━━ Page excerpt ━━

For the Records is a series of articles by special guest writer Mike McCubbins on his favorite albums of the 2010s. Click here to read the entire series. Photo credit: screenshot from the album’s YouTube trailer.
There’s a proprietary aspect to my love of some music. Some music belongs to everyone. Some songs and albums are a social experience. They live on that bigger cultural stage which we can all see from our nosebleed arena seating. If I count myself, it is only as one among a crowd.
Then there are albums that feel like a little corner that only I know about. I want to invite you there, but if I found you occupying them already, I might as easily be surprised and dismayed to have lost the privacy of my experience than be delighted to have perhaps found a kindred spirit. Land Observations’ 2014 album The Grand Tour has been one of these experiences. It’s the only album on this list that doesn’t even have its own Wikipedia entry.
Land Observations is the solo work of musician James Brooks, who previously headed the experimental post-rock trio Appliance. The Grand Tour is the spiritual if not literal sequel to Land Observations’ 2012 album Roman Roads IV-XI. The presentation of LO’s two albums lend them the sterile chin-stroking stature of a fine-art ambient release. Both are limited instrumentally to a single undistorted, looped, and layered guitar. Their passages are spare and minimal. Beyond their mechanically numeraled and dusty historical variations-on-a-theme context, the name of the project itself—“Land Observations”—feels coolly scientific.
Academic trappings aside, I would count The Grand Tour just to the post-rock side of the line that divides it from ambient. Its title references its relatively serious concept album conceit. Its tracks are built around the European Grand Tour, a rite-of-passage arts and culture tour for European (and later American aristocracy) that dates all the way back to the 16th century. Brooks uses the tour’s relatively consistent itinerary of travel passages as the foundation on which he builds the albums eight propulsive tracks, as evidenced by titles such as “Nice to Turin” or “The Brenner Pass.”

━━━
━━ Supplied information ━━

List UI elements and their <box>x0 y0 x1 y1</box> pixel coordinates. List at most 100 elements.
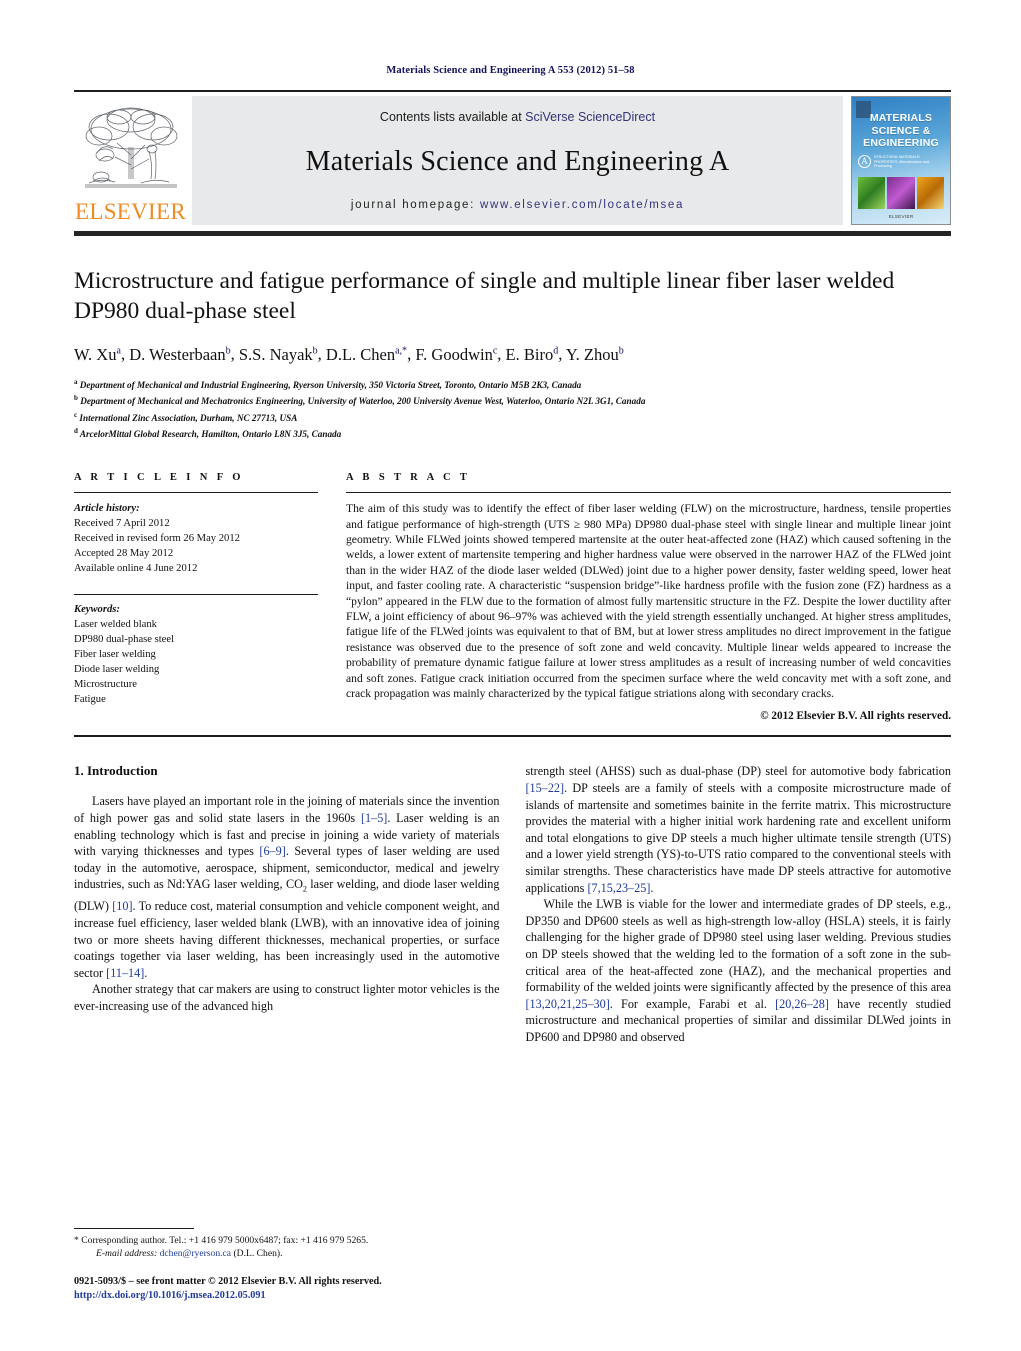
article-history-item: Received 7 April 2012 <box>74 518 170 530</box>
author-affil-mark: a,* <box>395 345 408 356</box>
cover-series-badge: A STRUCTURAL MATERIALS: PROPERTIES, Micr… <box>858 155 942 169</box>
citation-ref[interactable]: [7,15,23–25] <box>587 881 650 895</box>
intro-paragraph-4: While the LWB is viable for the lower an… <box>526 896 952 1045</box>
cover-footer-text: ELSEVIER <box>888 214 914 219</box>
citation-ref[interactable]: [1–5] <box>361 811 387 825</box>
corresponding-author-note: * Corresponding author. Tel.: +1 416 979… <box>74 1234 504 1260</box>
affiliation-mark: a <box>74 377 78 386</box>
cover-title-line3: ENGINEERING <box>863 137 939 149</box>
affiliation-mark: b <box>74 394 78 403</box>
author-item: D.L. Chena,* <box>326 345 407 364</box>
affiliation-mark: c <box>74 410 78 419</box>
cover-badge-letter: A <box>858 155 871 169</box>
elsevier-logo: ELSEVIER <box>74 96 187 225</box>
intro-paragraph-1: Lasers have played an important role in … <box>74 793 500 981</box>
author-name: S.S. Nayak <box>238 344 313 364</box>
journal-band: Contents lists available at SciVerse Sci… <box>192 96 843 225</box>
running-head: Materials Science and Engineering A 553 … <box>386 65 635 76</box>
email-link[interactable]: dchen@ryerson.ca <box>160 1248 231 1259</box>
intro-text: . <box>144 965 148 980</box>
keywords-label: Keywords: <box>74 604 120 616</box>
cover-title-line1: MATERIALS <box>869 112 933 124</box>
author-item: W. Xua <box>74 345 121 364</box>
author-name: W. Xu <box>74 344 117 364</box>
footnote-rule <box>74 1228 194 1229</box>
cover-micrograph-purple <box>887 177 915 209</box>
affiliation-item: d ArcelorMittal Global Research, Hamilto… <box>74 425 947 442</box>
cover-micrograph-strip <box>858 177 944 209</box>
section-title-introduction: 1. Introduction <box>74 763 158 779</box>
article-history-item: Received in revised form 26 May 2012 <box>74 533 240 545</box>
keyword-item: Laser welded blank <box>74 619 157 631</box>
cover-title: MATERIALS SCIENCE & ENGINEERING <box>852 112 950 150</box>
elsevier-wordmark: ELSEVIER <box>75 199 186 224</box>
keyword-item: Diode laser welding <box>74 664 160 676</box>
copyright-line: © 2012 Elsevier B.V. All rights reserved… <box>760 710 951 723</box>
affiliation-item: a Department of Mechanical and Industria… <box>74 376 947 393</box>
author-affil-mark: d <box>553 345 559 356</box>
abstract-heading: A B S T R A C T <box>346 472 471 484</box>
article-info-column: A R T I C L E I N F O Article history: R… <box>74 472 346 722</box>
citation-ref[interactable]: [6–9] <box>259 844 285 858</box>
affiliation-item: b Department of Mechanical and Mechatron… <box>74 392 947 409</box>
masthead: ELSEVIER Contents lists available at Sci… <box>74 90 951 225</box>
author-item: D. Westerbaanb <box>129 345 230 364</box>
citation-ref[interactable]: [10] <box>112 899 132 913</box>
cover-badge-subtitle: STRUCTURAL MATERIALS: PROPERTIES, Micros… <box>874 155 929 169</box>
contents-prefix: Contents lists available at <box>379 110 526 124</box>
journal-name: Materials Science and Engineering A <box>305 145 730 177</box>
citation-ref[interactable]: [13,20,21,25–30] <box>526 997 610 1011</box>
author-item: F. Goodwinc <box>415 345 497 364</box>
article-history-group: Article history: Received 7 April 2012 R… <box>74 501 318 576</box>
author-name: D.L. Chen <box>325 344 396 364</box>
author-affil-mark: b <box>225 345 231 356</box>
affiliation-item: c International Zinc Association, Durham… <box>74 409 947 426</box>
affiliation-text: Department of Mechanical and Mechatronic… <box>80 396 646 407</box>
author-name: Y. Zhou <box>565 344 619 364</box>
cover-micrograph-green <box>858 177 886 209</box>
intro-text: strength steel (AHSS) such as dual-phase… <box>525 764 952 779</box>
citation-ref[interactable]: [11–14] <box>106 966 144 980</box>
intro-text: While the LWB is viable for the lower an… <box>525 897 952 995</box>
email-label: E-mail address: <box>96 1248 158 1259</box>
author-list: W. Xua, D. Westerbaanb, S.S. Nayakb, D.L… <box>74 344 624 364</box>
page-title: Microstructure and fatigue performance o… <box>74 268 895 324</box>
body-column-right: strength steel (AHSS) such as dual-phase… <box>526 763 952 1045</box>
article-history-item: Accepted 28 May 2012 <box>74 548 174 560</box>
author-item: E. Birod <box>506 345 559 364</box>
intro-text: . DP steels are a family of steels with … <box>525 781 952 895</box>
title-block: Microstructure and fatigue performance o… <box>74 266 947 442</box>
corresponding-author-text: * Corresponding author. Tel.: +1 416 979… <box>74 1235 369 1246</box>
abstract-rule <box>346 492 951 494</box>
keyword-item: Fatigue <box>74 694 106 706</box>
journal-cover-thumbnail: MATERIALS SCIENCE & ENGINEERING A STRUCT… <box>851 96 951 225</box>
elsevier-tree-icon <box>79 103 183 199</box>
body-column-left: 1. Introduction Lasers have played an im… <box>74 763 500 1045</box>
body-columns: 1. Introduction Lasers have played an im… <box>74 763 951 1045</box>
author-affil-mark: c <box>492 345 498 356</box>
abstract-bottom-rule <box>74 735 951 738</box>
journal-homepage-line: journal homepage: www.elsevier.com/locat… <box>351 199 684 211</box>
affiliation-text: Department of Mechanical and Industrial … <box>79 379 582 390</box>
affiliation-mark: d <box>74 427 78 436</box>
affiliation-text: ArcelorMittal Global Research, Hamilton,… <box>79 429 342 440</box>
contents-list-line: Contents lists available at SciVerse Sci… <box>380 110 655 124</box>
keywords-rule <box>74 594 318 596</box>
article-history-item: Available online 4 June 2012 <box>74 563 198 575</box>
doi-link[interactable]: http://dx.doi.org/10.1016/j.msea.2012.05… <box>74 1289 504 1303</box>
journal-homepage-link[interactable]: www.elsevier.com/locate/msea <box>480 199 684 211</box>
issn-line: 0921-5093/$ – see front matter © 2012 El… <box>74 1276 382 1287</box>
affiliation-list: a Department of Mechanical and Industria… <box>74 376 947 443</box>
author-affil-mark: b <box>618 345 624 356</box>
article-info-heading: A R T I C L E I N F O <box>74 472 244 484</box>
citation-ref[interactable]: [20,26–28] <box>775 997 829 1011</box>
keyword-item: DP980 dual-phase steel <box>74 634 175 646</box>
sciencedirect-link[interactable]: SciVerse ScienceDirect <box>525 110 655 124</box>
intro-paragraph-2: Another strategy that car makers are usi… <box>74 982 500 1013</box>
author-name: D. Westerbaan <box>129 344 226 364</box>
abstract-column: A B S T R A C T The aim of this study wa… <box>346 472 951 722</box>
article-page: Materials Science and Engineering A 553 … <box>0 0 1021 1351</box>
citation-ref[interactable]: [15–22] <box>526 781 565 795</box>
email-owner: (D.L. Chen). <box>233 1248 283 1259</box>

━━━

* [Problems to solve]
[1] In the album essay, what evidence shows that the tracks of The Grand Tour are built on the travel passages of the European Grand Tour?
[2] Carry the essay on The Grand Tour forward from its final sentence with a paragraph or two.

* [Written answers]
[1] The essay points to the track titles, such as "Nice to Turin" and "The Brenner Pass," which name legs of the tour's itinerary.

[2]
While I can’t attest to whether the album actually evokes its specific geographical markers, I will say that the album thoroughly succeeds in capturing the feeling of travel. Its more percussive loops wheel forward like the clank of a train car, while its lighter melodies create a softly parallaxing landscape of hills and valleys, forests and fields. Other tracks like “Walking the Warm Colonnades” guide the listener through the cavernous halls of architectural wonders, while still gathering momentum.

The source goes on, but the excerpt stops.